| EXERCISE |
From the entries below, please gather each line containing the string "incision".

## START EXCERPTED RECORDS

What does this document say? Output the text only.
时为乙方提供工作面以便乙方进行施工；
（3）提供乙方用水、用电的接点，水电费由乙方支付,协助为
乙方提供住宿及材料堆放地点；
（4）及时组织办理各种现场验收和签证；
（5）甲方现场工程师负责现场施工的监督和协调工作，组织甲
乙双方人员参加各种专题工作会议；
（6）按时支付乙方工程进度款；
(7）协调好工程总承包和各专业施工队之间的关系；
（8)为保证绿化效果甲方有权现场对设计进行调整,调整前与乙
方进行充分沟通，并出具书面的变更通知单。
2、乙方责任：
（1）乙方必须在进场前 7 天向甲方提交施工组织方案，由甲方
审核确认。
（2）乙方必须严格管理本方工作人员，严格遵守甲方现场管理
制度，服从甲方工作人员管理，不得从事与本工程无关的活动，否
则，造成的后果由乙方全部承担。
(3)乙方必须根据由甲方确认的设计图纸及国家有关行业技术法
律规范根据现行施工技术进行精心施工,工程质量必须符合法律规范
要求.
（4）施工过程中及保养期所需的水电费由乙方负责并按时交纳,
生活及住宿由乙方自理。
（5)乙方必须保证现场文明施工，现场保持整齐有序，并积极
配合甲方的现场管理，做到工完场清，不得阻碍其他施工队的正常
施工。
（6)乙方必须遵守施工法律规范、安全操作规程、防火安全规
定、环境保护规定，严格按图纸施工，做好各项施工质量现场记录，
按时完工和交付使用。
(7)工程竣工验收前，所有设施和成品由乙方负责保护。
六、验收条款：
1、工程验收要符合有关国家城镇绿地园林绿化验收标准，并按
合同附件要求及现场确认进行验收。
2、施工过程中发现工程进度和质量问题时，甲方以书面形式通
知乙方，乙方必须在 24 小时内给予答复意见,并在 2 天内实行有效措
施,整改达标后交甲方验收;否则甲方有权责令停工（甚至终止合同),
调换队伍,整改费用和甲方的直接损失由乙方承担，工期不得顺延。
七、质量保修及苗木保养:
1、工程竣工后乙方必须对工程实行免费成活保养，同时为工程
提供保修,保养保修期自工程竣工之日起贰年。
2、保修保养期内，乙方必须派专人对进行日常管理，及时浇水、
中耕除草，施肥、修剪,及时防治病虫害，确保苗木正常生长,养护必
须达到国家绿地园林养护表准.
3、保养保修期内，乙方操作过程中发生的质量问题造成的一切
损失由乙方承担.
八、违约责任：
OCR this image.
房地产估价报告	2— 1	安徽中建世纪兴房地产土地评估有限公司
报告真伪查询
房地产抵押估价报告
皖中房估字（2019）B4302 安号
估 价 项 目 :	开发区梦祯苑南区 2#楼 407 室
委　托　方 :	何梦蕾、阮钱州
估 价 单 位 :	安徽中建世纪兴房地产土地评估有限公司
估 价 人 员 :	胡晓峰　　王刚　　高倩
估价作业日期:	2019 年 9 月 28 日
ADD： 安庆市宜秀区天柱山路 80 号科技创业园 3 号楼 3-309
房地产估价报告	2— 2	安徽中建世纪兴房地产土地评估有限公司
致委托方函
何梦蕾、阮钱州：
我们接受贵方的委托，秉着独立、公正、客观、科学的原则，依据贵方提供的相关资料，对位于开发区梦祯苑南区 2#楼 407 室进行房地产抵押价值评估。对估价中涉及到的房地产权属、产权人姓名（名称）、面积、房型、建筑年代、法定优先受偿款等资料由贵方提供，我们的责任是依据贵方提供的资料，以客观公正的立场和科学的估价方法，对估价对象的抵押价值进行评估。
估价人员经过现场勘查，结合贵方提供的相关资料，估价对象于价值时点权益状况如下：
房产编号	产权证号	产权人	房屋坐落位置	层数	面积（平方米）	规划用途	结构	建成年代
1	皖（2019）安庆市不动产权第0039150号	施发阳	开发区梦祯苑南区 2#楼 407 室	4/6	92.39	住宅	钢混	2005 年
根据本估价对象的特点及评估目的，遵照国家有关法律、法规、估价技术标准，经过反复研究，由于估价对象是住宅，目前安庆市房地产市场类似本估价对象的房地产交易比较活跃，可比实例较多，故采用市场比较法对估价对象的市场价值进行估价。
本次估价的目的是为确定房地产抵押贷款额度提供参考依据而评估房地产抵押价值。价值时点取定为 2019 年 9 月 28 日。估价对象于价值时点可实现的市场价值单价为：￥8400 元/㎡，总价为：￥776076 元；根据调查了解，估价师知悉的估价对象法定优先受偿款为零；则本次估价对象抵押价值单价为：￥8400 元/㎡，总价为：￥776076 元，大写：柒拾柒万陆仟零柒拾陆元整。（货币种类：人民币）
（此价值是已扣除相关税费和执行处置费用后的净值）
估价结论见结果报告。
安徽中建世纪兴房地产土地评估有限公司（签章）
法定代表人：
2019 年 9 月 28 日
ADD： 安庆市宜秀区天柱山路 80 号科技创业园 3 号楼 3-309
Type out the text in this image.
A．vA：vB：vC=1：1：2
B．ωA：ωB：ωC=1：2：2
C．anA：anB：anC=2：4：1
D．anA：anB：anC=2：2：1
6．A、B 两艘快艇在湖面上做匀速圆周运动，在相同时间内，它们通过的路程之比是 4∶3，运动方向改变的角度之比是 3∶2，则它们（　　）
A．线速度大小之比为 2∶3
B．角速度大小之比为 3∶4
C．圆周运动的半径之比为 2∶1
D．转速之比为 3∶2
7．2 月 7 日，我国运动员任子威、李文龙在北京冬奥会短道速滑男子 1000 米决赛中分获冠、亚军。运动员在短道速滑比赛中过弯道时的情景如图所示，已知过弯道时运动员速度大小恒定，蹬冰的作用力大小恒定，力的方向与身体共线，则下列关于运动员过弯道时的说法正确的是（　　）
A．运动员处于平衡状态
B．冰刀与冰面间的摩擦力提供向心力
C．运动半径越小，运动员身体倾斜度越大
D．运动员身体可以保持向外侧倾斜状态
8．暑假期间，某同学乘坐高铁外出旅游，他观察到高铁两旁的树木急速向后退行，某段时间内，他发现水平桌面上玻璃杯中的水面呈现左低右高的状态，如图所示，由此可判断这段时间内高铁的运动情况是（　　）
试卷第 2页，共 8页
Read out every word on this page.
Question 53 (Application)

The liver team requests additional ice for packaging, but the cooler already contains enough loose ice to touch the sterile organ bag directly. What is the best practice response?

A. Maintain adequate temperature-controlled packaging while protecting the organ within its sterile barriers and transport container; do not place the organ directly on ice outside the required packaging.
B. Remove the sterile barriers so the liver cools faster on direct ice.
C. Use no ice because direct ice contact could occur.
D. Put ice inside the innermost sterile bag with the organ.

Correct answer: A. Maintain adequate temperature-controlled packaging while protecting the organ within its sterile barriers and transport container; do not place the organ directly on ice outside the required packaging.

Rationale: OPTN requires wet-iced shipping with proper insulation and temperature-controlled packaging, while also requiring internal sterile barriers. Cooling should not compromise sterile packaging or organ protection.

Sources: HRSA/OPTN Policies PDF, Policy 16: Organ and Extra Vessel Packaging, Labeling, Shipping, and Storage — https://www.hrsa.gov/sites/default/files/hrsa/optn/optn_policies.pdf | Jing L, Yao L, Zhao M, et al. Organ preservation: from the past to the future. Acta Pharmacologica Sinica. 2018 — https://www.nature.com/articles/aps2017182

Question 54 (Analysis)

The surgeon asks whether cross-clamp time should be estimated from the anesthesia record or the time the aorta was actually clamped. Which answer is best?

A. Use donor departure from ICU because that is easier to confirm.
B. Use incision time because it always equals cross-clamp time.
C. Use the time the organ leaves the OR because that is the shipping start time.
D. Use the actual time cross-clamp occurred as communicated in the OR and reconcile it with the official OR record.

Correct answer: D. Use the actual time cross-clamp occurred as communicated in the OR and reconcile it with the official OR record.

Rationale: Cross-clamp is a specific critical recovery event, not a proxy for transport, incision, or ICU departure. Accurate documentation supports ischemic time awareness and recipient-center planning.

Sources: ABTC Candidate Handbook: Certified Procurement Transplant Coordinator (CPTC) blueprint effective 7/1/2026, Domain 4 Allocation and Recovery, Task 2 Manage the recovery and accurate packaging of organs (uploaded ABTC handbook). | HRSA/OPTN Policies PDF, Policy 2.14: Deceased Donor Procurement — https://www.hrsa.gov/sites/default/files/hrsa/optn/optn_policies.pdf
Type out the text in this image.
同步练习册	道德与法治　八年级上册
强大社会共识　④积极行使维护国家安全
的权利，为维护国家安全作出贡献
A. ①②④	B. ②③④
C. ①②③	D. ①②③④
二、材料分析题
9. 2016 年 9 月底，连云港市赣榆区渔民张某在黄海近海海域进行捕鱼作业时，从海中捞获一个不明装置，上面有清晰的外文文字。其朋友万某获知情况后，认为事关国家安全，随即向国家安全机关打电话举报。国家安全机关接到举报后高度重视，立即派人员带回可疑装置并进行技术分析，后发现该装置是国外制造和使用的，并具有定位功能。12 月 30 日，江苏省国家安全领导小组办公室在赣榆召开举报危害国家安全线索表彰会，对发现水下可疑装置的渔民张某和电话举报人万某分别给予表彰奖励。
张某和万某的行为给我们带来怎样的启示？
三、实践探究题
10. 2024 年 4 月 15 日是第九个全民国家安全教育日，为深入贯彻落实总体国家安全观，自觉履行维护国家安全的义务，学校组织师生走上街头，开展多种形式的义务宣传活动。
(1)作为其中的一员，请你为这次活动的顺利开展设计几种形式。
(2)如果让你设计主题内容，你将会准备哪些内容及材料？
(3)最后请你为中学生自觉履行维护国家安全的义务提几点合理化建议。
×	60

## END EXCERPTED RECORDS

| COMPLETE OUTPUT |
B. Use incision time because it always equals cross-clamp time.
Rationale: Cross-clamp is a specific critical recovery event, not a proxy for transport, incision, or ICU departure. Accurate documentation supports ischemic time awareness and recipient-center planning.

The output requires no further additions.